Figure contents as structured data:
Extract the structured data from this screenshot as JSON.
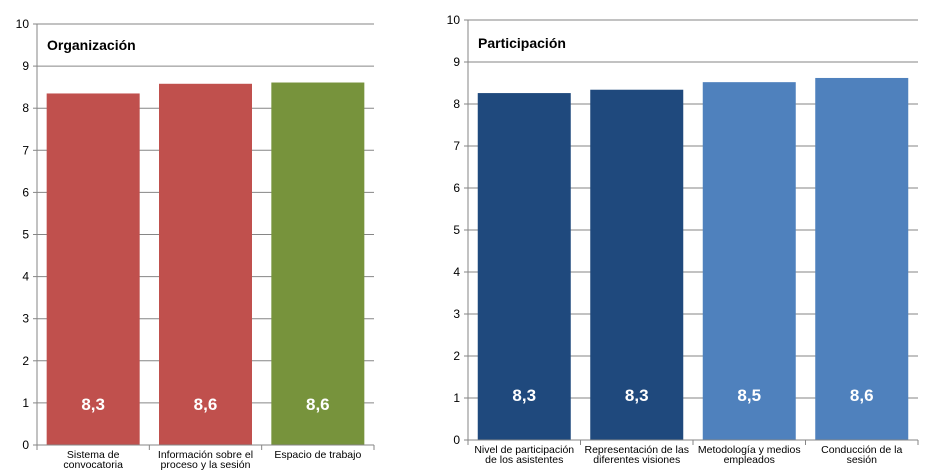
{
  "chart_data": [
    {
      "type": "bar",
      "title": "Organización",
      "xlabel": "",
      "ylabel": "",
      "ylim": [
        0,
        10
      ],
      "yticks": [
        0,
        1,
        2,
        3,
        4,
        5,
        6,
        7,
        8,
        9,
        10
      ],
      "grid": true,
      "legend": "none",
      "categories": [
        [
          "Sistema de",
          "convocatoria"
        ],
        [
          "Información sobre el",
          "proceso y la sesión"
        ],
        [
          "Espacio de trabajo"
        ]
      ],
      "values": [
        8.35,
        8.58,
        8.61
      ],
      "data_labels": [
        "8,3",
        "8,6",
        "8,6"
      ],
      "colors": [
        "#c0504d",
        "#c0504d",
        "#77933c"
      ]
    },
    {
      "type": "bar",
      "title": "Participación",
      "xlabel": "",
      "ylabel": "",
      "ylim": [
        0,
        10
      ],
      "yticks": [
        0,
        1,
        2,
        3,
        4,
        5,
        6,
        7,
        8,
        9,
        10
      ],
      "grid": true,
      "legend": "none",
      "categories": [
        [
          "Nivel de participación",
          "de los asistentes"
        ],
        [
          "Representación de las",
          "diferentes visiones"
        ],
        [
          "Metodología y medios",
          "empleados"
        ],
        [
          "Conducción de la",
          "sesión"
        ]
      ],
      "values": [
        8.26,
        8.34,
        8.52,
        8.62
      ],
      "data_labels": [
        "8,3",
        "8,3",
        "8,5",
        "8,6"
      ],
      "colors": [
        "#1f497d",
        "#1f497d",
        "#4f81bd",
        "#4f81bd"
      ]
    }
  ]
}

» What you should do
Each line above is to be copied verbatim. Drop any image from the copy.

» Solution below
Extract the structured data from this screenshot as JSON.
{
  "chart_data": [
    {
      "type": "bar",
      "title": "Organización",
      "xlabel": "",
      "ylabel": "",
      "ylim": [
        0,
        10
      ],
      "yticks": [
        0,
        1,
        2,
        3,
        4,
        5,
        6,
        7,
        8,
        9,
        10
      ],
      "grid": true,
      "legend": "none",
      "categories": [
        [
          "Sistema de",
          "convocatoria"
        ],
        [
          "Información sobre el",
          "proceso y la sesión"
        ],
        [
          "Espacio de trabajo"
        ]
      ],
      "values": [
        8.35,
        8.58,
        8.61
      ],
      "data_labels": [
        "8,3",
        "8,6",
        "8,6"
      ],
      "colors": [
        "#c0504d",
        "#c0504d",
        "#77933c"
      ]
    },
    {
      "type": "bar",
      "title": "Participación",
      "xlabel": "",
      "ylabel": "",
      "ylim": [
        0,
        10
      ],
      "yticks": [
        0,
        1,
        2,
        3,
        4,
        5,
        6,
        7,
        8,
        9,
        10
      ],
      "grid": true,
      "legend": "none",
      "categories": [
        [
          "Nivel de participación",
          "de los asistentes"
        ],
        [
          "Representación de las",
          "diferentes visiones"
        ],
        [
          "Metodología y medios",
          "empleados"
        ],
        [
          "Conducción de la",
          "sesión"
        ]
      ],
      "values": [
        8.26,
        8.34,
        8.52,
        8.62
      ],
      "data_labels": [
        "8,3",
        "8,3",
        "8,5",
        "8,6"
      ],
      "colors": [
        "#1f497d",
        "#1f497d",
        "#4f81bd",
        "#4f81bd"
      ]
    }
  ]
}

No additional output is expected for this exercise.